- [Records for this exercise]
'''
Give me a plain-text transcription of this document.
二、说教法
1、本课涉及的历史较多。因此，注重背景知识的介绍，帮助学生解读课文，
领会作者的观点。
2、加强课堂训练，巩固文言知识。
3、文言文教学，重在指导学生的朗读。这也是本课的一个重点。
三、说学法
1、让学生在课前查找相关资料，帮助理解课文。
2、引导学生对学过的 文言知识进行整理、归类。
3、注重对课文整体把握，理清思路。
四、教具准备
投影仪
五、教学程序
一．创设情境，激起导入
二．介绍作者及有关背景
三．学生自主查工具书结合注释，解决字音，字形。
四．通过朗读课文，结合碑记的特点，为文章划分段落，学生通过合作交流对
'''
- [Exercise task] Set down the material above again, word for word.

- [Reply to the exercise]
Give me a plain-text transcription of this document.
二、说教法
1、本课涉及的历史较多。因此，注重背景知识的介绍，帮助学生解读课文，
领会作者的观点。
2、加强课堂训练，巩固文言知识。
3、文言文教学，重在指导学生的朗读。这也是本课的一个重点。
三、说学法
1、让学生在课前查找相关资料，帮助理解课文。
2、引导学生对学过的 文言知识进行整理、归类。
3、注重对课文整体把握，理清思路。
四、教具准备
投影仪
五、教学程序
一．创设情境，激起导入
二．介绍作者及有关背景
三．学生自主查工具书结合注释，解决字音，字形。
四．通过朗读课文，结合碑记的特点，为文章划分段落，学生通过合作交流对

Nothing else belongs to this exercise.